-- begin Given data --
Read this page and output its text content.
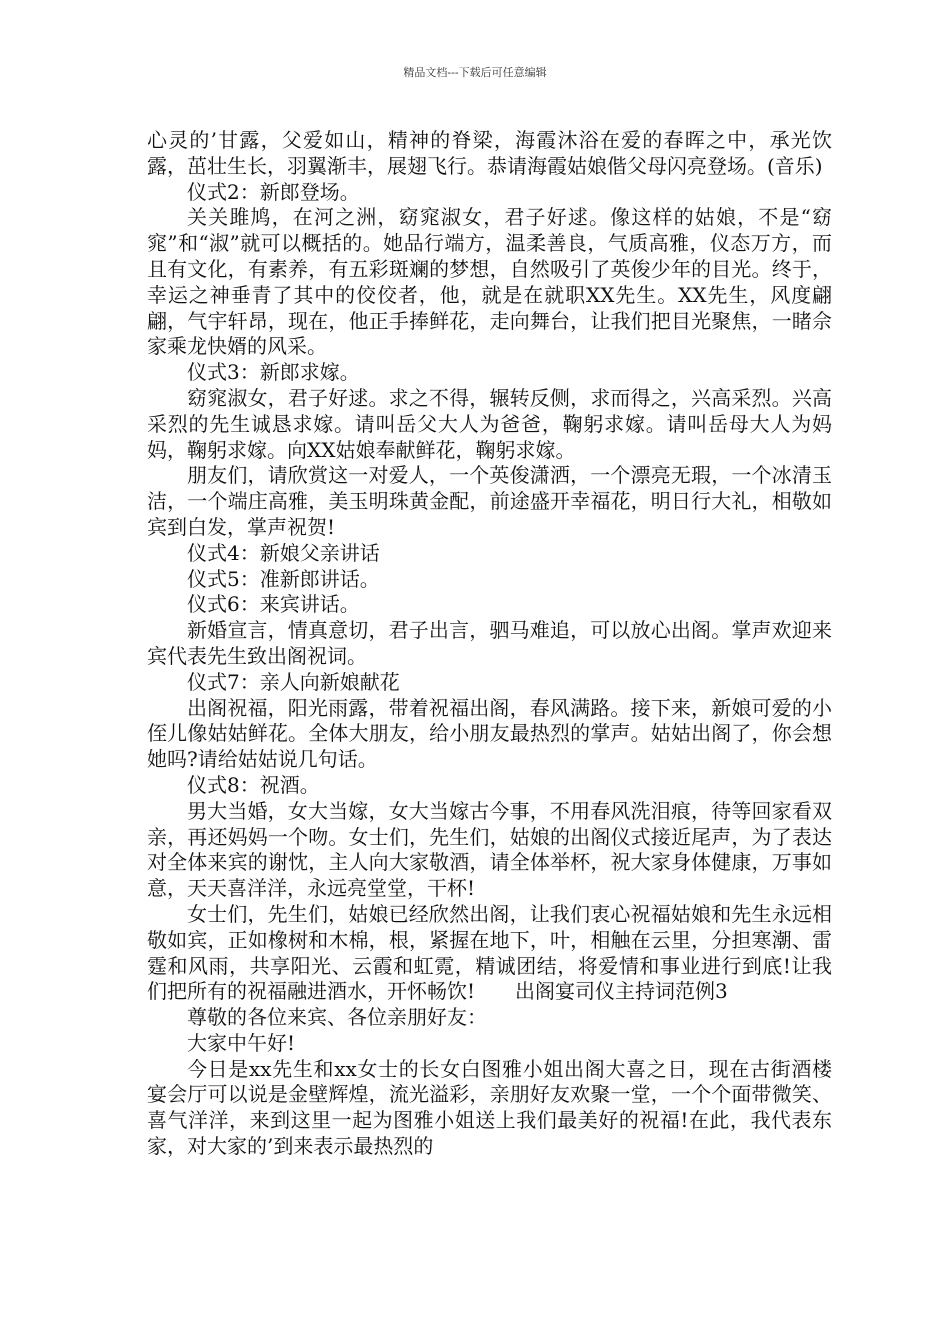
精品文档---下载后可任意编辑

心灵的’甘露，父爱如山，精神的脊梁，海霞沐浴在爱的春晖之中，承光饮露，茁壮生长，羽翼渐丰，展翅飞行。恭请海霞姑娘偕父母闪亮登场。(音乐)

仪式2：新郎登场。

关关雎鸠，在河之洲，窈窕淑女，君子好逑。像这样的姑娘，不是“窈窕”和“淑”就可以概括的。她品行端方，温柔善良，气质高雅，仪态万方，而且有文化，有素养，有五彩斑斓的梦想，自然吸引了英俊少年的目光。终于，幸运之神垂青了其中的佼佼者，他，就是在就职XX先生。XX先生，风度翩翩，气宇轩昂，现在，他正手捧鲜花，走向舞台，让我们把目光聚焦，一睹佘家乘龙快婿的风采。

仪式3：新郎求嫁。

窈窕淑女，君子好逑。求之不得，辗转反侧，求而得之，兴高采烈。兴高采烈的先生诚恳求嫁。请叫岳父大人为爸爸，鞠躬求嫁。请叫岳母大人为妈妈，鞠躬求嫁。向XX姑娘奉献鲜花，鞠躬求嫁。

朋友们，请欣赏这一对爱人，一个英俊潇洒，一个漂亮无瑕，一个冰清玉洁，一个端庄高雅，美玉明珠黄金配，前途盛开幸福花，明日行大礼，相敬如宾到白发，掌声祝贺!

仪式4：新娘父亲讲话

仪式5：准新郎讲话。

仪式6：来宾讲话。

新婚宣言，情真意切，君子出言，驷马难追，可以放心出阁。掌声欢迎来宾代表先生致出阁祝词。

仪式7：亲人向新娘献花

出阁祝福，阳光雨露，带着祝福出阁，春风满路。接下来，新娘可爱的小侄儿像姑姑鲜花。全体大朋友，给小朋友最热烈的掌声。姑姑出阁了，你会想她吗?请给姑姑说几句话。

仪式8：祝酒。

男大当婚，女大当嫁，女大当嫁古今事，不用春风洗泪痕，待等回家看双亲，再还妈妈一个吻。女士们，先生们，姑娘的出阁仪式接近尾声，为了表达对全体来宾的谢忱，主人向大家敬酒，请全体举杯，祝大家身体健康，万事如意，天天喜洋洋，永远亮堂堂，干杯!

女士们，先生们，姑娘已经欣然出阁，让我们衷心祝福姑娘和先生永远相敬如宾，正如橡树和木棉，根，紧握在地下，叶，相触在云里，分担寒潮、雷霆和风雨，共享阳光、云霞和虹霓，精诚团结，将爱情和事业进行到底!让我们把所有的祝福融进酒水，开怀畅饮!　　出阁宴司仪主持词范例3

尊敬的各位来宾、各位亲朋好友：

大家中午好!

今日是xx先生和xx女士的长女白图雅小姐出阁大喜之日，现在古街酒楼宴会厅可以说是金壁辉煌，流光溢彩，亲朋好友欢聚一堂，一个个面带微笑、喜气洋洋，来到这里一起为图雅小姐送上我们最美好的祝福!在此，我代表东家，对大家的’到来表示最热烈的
-- end Given data --
-- begin Given data --
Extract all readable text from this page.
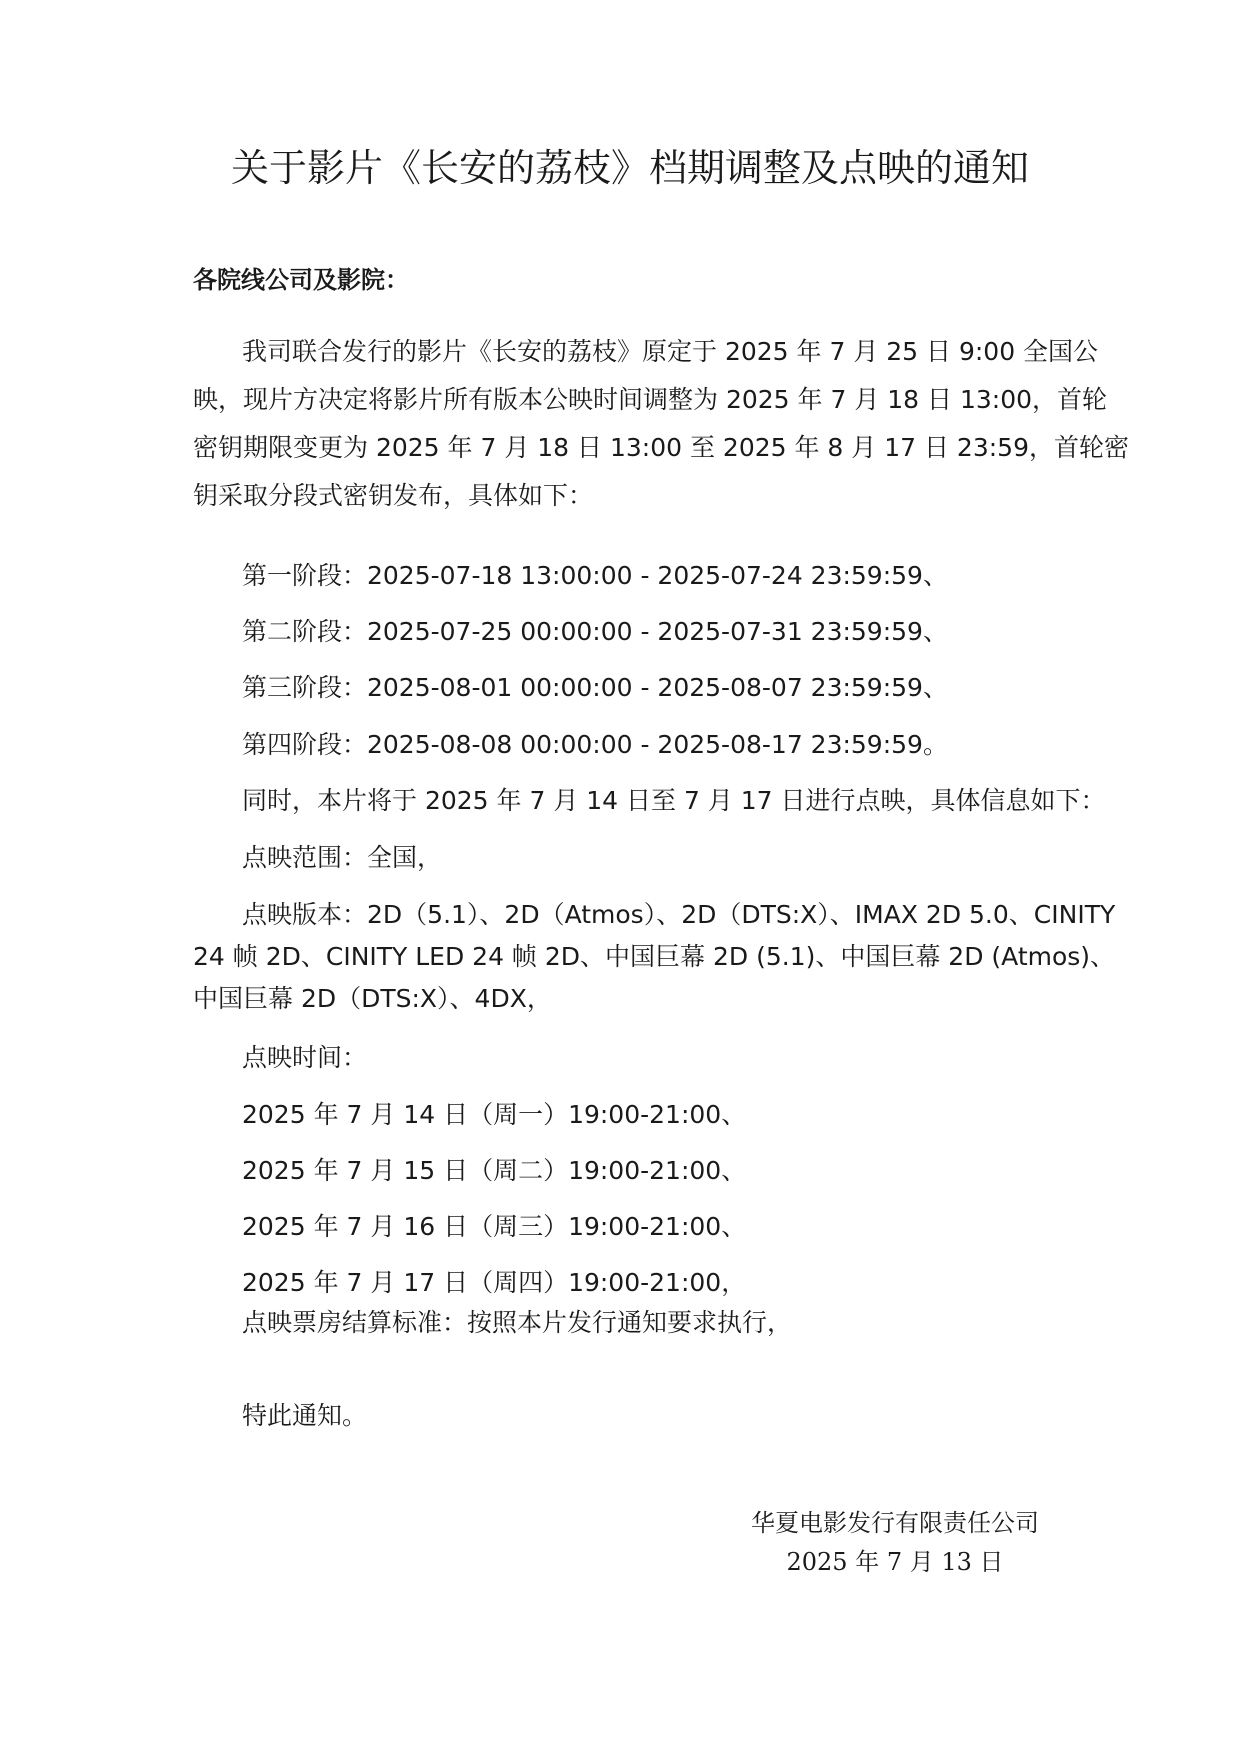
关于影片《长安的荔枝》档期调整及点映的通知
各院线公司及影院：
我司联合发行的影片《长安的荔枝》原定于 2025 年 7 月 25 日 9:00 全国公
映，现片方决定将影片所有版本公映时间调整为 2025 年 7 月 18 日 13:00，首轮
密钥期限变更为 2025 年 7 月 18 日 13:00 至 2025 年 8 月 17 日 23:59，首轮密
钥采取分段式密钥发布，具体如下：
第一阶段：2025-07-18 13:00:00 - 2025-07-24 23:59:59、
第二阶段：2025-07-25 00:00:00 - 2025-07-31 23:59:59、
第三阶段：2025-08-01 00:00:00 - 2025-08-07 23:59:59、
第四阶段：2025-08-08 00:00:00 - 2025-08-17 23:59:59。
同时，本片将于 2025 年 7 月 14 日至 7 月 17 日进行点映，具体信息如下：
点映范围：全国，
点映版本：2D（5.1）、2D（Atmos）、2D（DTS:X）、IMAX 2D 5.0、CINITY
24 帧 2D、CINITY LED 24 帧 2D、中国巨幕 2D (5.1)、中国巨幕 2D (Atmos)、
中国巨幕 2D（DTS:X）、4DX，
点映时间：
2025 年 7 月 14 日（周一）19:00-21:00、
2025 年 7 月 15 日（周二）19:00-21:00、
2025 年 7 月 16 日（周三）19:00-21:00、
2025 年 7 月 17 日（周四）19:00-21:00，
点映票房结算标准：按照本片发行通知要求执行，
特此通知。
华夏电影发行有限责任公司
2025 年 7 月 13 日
-- end Given data --
-- begin Given data --
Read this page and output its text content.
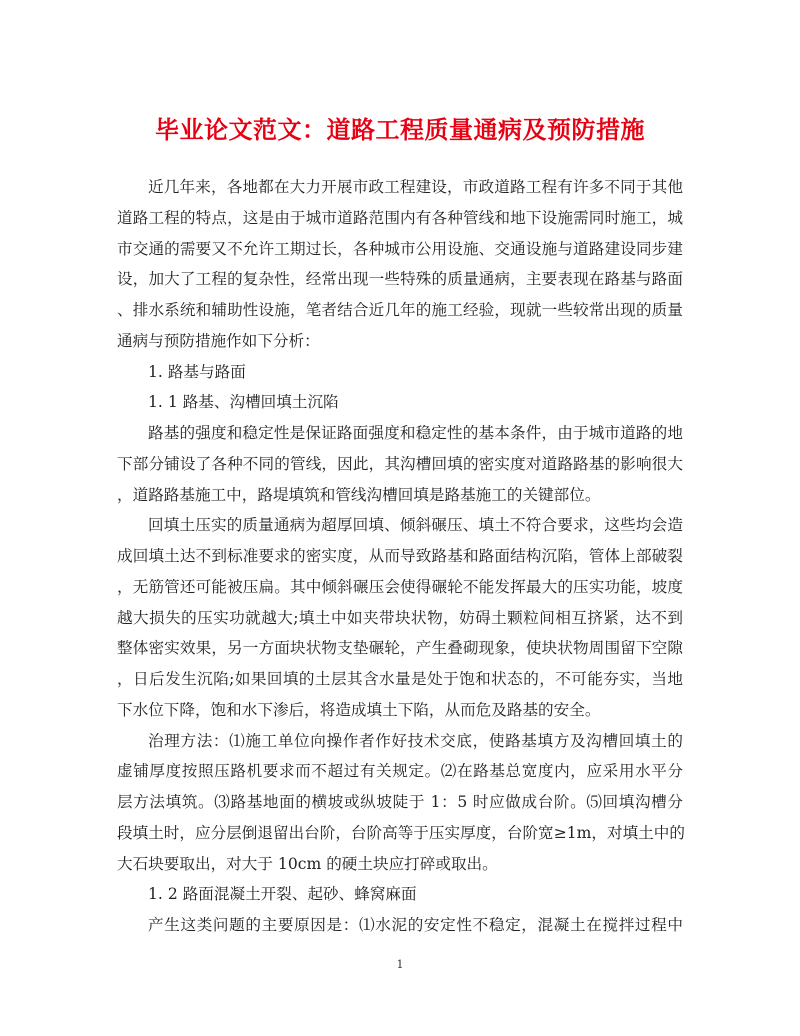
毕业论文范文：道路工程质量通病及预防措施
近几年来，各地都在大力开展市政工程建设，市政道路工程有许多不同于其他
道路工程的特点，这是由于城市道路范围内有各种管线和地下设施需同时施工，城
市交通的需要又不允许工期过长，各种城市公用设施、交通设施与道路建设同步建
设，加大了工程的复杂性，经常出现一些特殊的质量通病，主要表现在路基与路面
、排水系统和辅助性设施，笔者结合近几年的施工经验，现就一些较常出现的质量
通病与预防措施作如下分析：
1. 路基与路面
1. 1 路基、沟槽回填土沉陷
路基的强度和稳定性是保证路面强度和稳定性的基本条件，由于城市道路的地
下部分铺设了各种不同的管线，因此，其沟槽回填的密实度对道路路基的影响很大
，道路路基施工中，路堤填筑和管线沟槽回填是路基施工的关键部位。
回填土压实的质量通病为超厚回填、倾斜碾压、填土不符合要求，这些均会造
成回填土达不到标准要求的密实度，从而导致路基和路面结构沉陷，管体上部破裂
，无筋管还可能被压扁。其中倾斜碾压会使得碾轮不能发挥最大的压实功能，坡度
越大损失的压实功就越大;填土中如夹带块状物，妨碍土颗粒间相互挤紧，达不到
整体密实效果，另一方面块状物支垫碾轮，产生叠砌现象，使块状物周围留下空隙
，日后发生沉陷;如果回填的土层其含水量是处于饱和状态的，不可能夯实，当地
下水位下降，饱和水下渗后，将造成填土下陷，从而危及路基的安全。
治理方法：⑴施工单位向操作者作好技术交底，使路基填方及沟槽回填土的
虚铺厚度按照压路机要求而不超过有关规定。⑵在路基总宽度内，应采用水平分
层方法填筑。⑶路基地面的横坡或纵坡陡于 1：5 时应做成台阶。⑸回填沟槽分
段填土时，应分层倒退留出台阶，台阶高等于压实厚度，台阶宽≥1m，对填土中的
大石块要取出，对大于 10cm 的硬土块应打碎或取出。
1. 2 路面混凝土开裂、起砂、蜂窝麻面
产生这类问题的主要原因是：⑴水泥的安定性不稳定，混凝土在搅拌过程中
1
-- end Given data --
Instructions to follow
Check the data for the word "CINITY" and pull out the lines that have it.

Answer to this task
点映版本：2D（5.1）、2D（Atmos）、2D（DTS:X）、IMAX 2D 5.0、CINITY
24 帧 2D、CINITY LED 24 帧 2D、中国巨幕 2D (5.1)、中国巨幕 2D (Atmos)、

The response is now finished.